◆ What is asked
Locate the word "Steel" in the entries below, then gather every line that holds it.

◆ Provided entries
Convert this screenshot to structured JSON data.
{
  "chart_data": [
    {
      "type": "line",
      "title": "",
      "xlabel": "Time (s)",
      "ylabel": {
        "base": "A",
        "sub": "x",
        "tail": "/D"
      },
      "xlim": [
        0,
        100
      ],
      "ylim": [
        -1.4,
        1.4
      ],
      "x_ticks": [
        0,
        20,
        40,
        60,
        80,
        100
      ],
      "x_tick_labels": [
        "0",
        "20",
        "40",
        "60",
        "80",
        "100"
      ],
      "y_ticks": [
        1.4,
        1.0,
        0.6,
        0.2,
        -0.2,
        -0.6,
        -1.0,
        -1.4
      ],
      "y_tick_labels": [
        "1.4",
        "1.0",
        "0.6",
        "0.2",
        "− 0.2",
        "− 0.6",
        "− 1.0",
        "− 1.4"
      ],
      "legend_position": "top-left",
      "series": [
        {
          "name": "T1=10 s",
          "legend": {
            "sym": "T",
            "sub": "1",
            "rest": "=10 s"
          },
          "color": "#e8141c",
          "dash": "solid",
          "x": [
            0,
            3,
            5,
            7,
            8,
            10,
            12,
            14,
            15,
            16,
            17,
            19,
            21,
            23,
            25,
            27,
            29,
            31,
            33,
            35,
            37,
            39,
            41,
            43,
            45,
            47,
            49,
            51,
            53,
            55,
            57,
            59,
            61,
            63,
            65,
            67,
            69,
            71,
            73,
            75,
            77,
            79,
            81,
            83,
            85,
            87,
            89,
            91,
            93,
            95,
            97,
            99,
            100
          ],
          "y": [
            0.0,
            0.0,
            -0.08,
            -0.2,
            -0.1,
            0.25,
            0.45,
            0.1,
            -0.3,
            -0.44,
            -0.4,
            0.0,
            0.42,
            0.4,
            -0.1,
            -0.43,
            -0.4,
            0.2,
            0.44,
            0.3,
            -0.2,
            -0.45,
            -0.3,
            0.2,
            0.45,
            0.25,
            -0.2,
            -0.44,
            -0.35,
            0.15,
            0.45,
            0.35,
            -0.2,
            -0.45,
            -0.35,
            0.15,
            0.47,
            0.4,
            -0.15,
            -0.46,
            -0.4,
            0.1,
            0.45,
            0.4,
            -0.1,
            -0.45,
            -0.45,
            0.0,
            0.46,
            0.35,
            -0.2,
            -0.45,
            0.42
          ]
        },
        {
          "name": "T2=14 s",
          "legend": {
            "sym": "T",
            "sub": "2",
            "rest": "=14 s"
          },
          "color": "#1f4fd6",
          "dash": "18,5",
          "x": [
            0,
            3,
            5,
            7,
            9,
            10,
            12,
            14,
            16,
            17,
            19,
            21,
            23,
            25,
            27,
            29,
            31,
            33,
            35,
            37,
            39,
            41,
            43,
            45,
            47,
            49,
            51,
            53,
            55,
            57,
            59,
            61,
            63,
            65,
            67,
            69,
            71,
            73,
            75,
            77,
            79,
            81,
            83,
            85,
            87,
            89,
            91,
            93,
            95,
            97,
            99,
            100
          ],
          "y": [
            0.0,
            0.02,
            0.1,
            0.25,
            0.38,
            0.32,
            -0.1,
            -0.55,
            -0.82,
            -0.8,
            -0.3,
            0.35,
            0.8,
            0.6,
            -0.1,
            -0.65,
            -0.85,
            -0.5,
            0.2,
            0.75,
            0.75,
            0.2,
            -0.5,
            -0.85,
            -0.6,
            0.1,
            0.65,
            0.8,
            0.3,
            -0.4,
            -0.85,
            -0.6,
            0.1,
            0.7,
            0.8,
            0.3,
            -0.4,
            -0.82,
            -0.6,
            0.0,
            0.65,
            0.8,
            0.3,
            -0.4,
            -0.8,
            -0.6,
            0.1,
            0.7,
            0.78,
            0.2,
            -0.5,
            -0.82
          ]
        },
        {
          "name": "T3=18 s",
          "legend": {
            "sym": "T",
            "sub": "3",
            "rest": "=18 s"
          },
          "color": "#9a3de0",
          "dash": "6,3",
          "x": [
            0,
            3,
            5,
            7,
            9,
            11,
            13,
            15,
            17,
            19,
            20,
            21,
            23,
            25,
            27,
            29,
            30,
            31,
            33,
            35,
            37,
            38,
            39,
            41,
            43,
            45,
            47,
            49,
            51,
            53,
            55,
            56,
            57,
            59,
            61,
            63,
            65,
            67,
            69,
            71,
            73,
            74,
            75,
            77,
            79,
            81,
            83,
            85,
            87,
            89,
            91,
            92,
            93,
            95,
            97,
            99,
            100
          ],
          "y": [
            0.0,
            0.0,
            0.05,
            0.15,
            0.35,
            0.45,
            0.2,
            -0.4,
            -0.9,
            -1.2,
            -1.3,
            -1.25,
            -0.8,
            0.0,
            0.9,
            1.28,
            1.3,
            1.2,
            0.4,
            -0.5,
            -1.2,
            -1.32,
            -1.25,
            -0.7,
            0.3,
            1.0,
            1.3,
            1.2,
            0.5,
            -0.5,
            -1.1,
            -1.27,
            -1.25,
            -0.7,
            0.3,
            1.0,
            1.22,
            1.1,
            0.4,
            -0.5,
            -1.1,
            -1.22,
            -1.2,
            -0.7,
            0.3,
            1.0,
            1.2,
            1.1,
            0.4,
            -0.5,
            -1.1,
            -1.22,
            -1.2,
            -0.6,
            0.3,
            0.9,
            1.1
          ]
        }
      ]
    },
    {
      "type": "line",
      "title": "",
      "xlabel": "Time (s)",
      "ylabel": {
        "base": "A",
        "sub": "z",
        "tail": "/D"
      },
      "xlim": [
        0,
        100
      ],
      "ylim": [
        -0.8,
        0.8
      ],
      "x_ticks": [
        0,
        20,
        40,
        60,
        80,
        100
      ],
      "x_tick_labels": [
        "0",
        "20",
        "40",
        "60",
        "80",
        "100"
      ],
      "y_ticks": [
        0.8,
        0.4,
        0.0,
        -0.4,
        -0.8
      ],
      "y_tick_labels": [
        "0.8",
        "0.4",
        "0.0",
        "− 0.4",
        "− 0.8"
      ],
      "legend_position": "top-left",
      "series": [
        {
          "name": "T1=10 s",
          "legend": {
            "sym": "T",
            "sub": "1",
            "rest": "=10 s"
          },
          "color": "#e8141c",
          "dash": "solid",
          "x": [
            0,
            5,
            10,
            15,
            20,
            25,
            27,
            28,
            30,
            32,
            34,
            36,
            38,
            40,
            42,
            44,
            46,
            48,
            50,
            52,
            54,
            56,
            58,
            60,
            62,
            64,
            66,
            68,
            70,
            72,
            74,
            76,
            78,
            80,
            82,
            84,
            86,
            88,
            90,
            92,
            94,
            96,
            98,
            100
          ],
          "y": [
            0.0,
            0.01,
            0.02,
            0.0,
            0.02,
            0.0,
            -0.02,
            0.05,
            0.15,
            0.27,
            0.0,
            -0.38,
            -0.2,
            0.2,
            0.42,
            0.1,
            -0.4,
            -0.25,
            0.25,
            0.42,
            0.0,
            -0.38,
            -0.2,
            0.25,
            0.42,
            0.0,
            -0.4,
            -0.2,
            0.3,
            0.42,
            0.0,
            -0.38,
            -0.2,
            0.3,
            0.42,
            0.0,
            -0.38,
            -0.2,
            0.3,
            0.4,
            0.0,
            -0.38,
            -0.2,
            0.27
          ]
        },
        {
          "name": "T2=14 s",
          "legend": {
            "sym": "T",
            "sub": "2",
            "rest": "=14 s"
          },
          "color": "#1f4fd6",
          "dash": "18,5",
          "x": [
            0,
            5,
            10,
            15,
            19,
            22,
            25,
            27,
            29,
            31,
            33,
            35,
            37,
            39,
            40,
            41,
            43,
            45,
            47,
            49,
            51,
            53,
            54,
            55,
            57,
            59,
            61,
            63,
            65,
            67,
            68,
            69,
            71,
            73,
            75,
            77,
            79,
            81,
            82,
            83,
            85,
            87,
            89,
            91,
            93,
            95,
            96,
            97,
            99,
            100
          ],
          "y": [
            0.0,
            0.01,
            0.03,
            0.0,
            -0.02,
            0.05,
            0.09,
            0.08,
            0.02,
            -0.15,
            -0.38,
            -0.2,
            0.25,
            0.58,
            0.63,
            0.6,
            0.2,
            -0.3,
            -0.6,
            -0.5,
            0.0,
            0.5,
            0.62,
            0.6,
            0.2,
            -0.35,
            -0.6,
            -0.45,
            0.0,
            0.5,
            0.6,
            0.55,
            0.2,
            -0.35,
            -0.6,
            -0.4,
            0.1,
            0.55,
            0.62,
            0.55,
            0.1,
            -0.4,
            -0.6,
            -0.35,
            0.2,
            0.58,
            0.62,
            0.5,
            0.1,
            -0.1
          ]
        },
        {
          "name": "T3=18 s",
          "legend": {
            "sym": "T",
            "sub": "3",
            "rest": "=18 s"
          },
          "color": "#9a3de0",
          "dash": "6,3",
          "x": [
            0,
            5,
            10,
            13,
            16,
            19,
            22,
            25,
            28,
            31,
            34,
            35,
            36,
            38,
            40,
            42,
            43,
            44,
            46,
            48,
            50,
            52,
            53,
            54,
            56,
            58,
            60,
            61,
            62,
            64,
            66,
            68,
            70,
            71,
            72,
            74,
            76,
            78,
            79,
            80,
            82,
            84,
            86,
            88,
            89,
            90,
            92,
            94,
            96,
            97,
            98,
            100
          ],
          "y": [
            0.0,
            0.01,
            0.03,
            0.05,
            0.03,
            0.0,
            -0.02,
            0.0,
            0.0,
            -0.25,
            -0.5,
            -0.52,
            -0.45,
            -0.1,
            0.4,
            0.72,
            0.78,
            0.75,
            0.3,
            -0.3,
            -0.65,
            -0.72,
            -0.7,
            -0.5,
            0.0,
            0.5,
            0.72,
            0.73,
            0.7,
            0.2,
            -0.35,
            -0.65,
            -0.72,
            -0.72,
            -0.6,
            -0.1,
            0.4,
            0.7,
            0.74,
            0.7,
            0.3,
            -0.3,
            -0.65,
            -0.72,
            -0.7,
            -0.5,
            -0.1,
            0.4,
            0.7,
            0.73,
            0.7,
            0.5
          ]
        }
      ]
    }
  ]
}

* * *

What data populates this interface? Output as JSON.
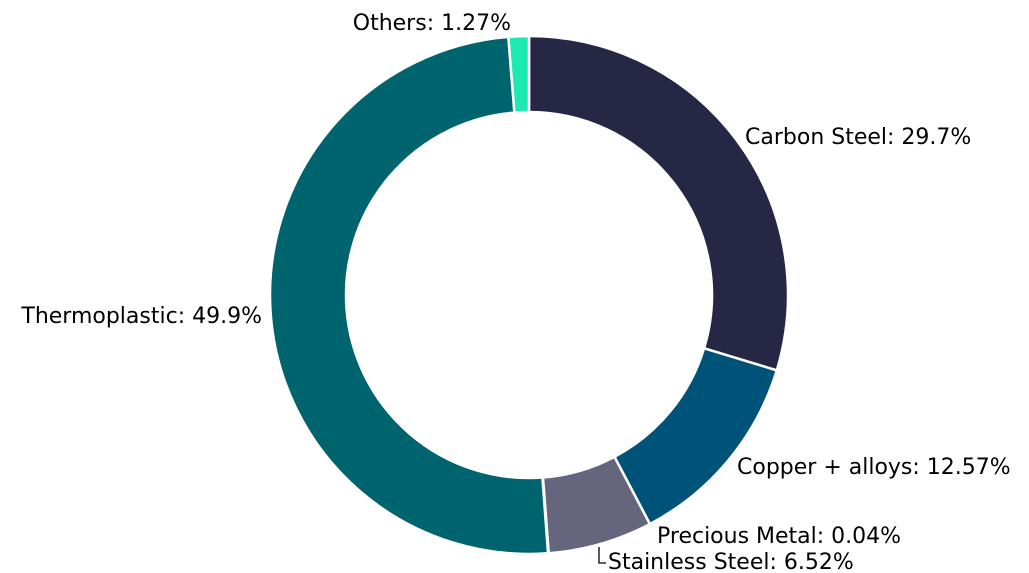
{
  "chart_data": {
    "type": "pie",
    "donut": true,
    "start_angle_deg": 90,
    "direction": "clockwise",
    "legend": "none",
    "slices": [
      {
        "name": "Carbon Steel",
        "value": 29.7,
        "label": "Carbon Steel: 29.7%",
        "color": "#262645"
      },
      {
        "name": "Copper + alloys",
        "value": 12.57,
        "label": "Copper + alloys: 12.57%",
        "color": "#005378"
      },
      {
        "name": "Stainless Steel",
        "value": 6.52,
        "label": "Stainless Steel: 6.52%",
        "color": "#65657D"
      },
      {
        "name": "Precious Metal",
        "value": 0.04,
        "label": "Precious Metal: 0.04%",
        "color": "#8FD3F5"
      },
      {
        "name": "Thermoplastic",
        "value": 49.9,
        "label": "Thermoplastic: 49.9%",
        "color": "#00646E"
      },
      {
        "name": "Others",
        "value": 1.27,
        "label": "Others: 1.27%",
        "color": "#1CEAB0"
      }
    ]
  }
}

◆ Solved exercise
        "name": "Carbon Steel",
        "label": "Carbon Steel: 29.7%",
        "name": "Stainless Steel",
        "label": "Stainless Steel: 6.52%",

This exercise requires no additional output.